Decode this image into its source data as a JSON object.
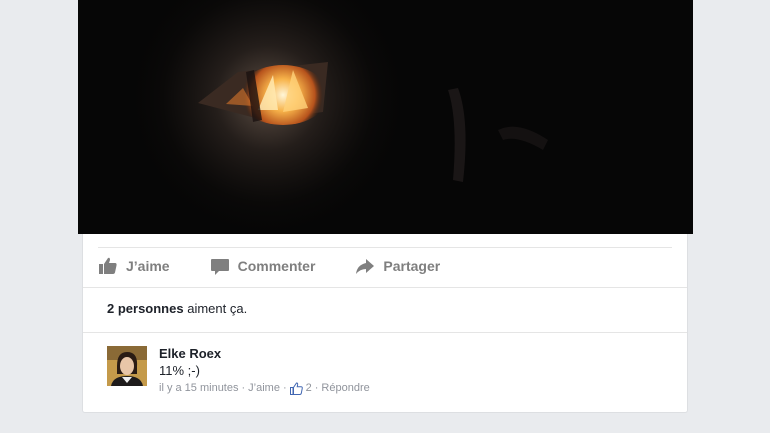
{
  "post": {
    "actions": {
      "like": "J’aime",
      "comment": "Commenter",
      "share": "Partager"
    },
    "likes_summary": {
      "count_text": "2 personnes",
      "suffix": "aiment ça."
    },
    "comment": {
      "author": "Elke Roex",
      "text": "11% ;-)",
      "time": "il y a 15 minutes",
      "like_link": "J’aime",
      "like_count": "2",
      "reply_link": "Répondre",
      "separator": "·"
    }
  },
  "colors": {
    "action_gray": "#7f7f7f",
    "meta_gray": "#90949c",
    "like_blue": "#4267b2"
  },
  "icons": {
    "like": "thumbs-up-icon",
    "comment": "speech-bubble-icon",
    "share": "share-arrow-icon",
    "comment_like": "thumbs-up-outline-icon"
  }
}
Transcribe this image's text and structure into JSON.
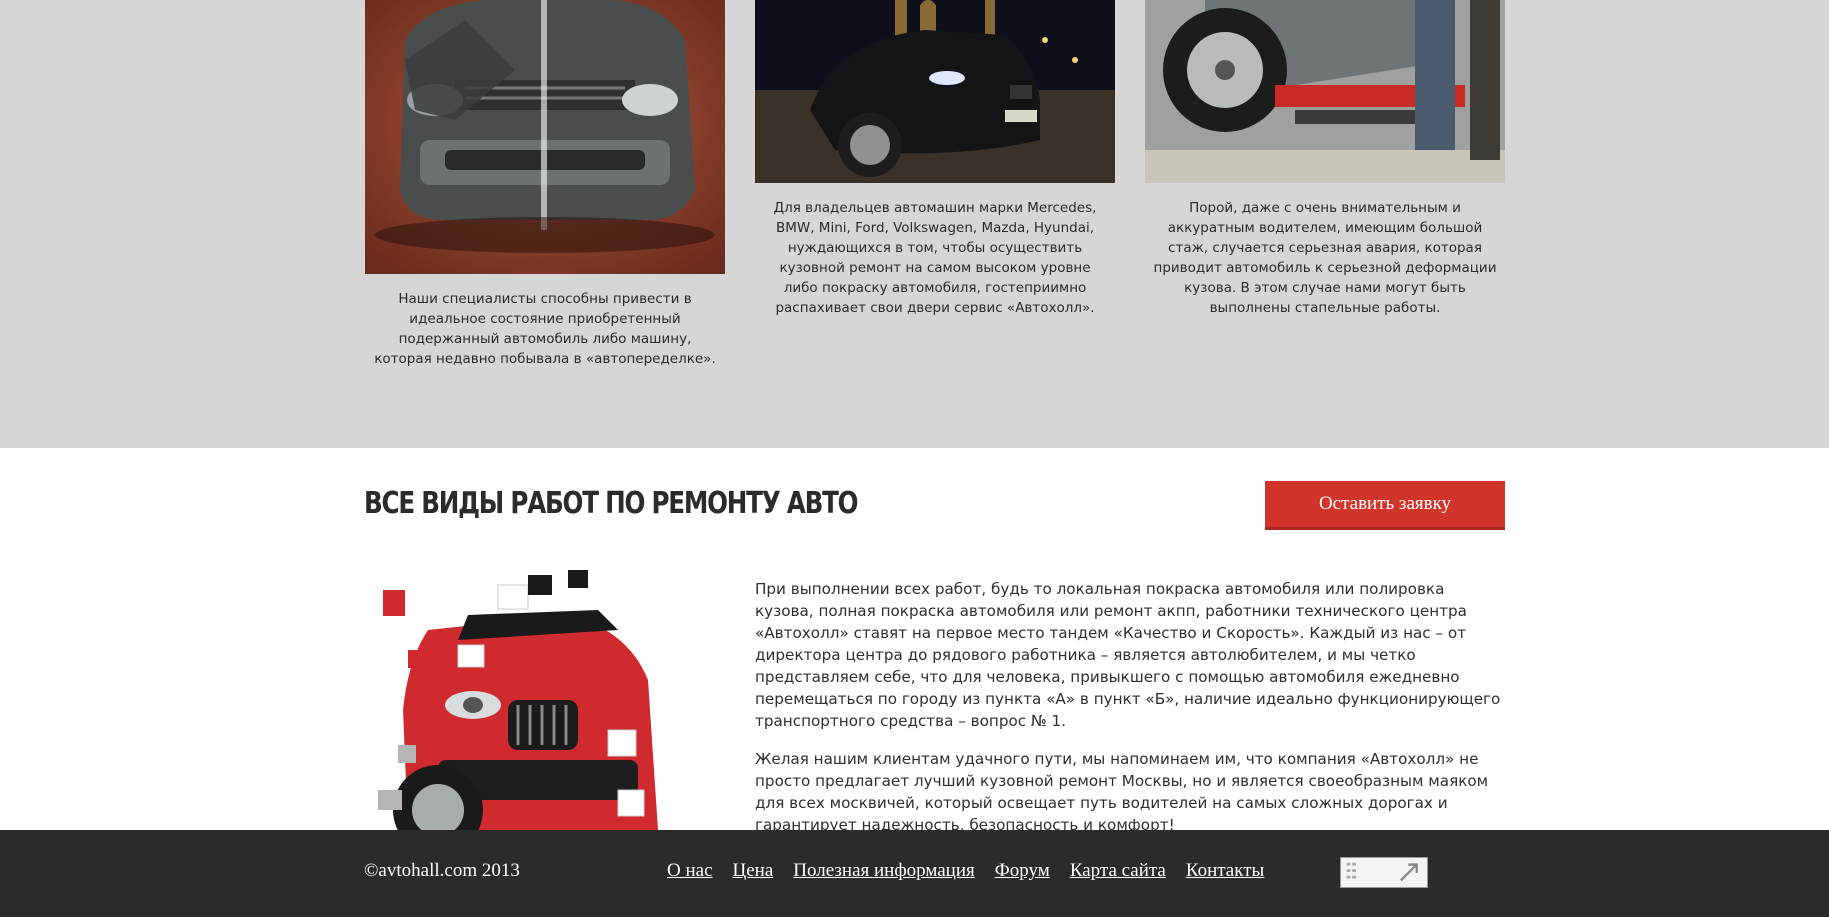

● ● ● ● ● ● ●

Retype all the records shown above, character for character. Omit every picture.

Decode this image into its source data as a JSON object.
{
  "post": {
    "actions": {
      "like": "J’aime",
      "comment": "Commenter",
      "share": "Partager"
    },
    "likes_summary": {
      "count_text": "2 personnes",
      "suffix": "aiment ça."
    },
    "comment": {
      "author": "Elke Roex",
      "text": "11% ;-)",
      "time": "il y a 15 minutes",
      "like_link": "J’aime",
      "like_count": "2",
      "reply_link": "Répondre",
      "separator": "·"
    }
  },
  "colors": {
    "action_gray": "#7f7f7f",
    "meta_gray": "#90949c",
    "like_blue": "#4267b2"
  },
  "icons": {
    "like": "thumbs-up-icon",
    "comment": "speech-bubble-icon",
    "share": "share-arrow-icon",
    "comment_like": "thumbs-up-outline-icon"
  }
}
Transcribe this image's text and structure into JSON.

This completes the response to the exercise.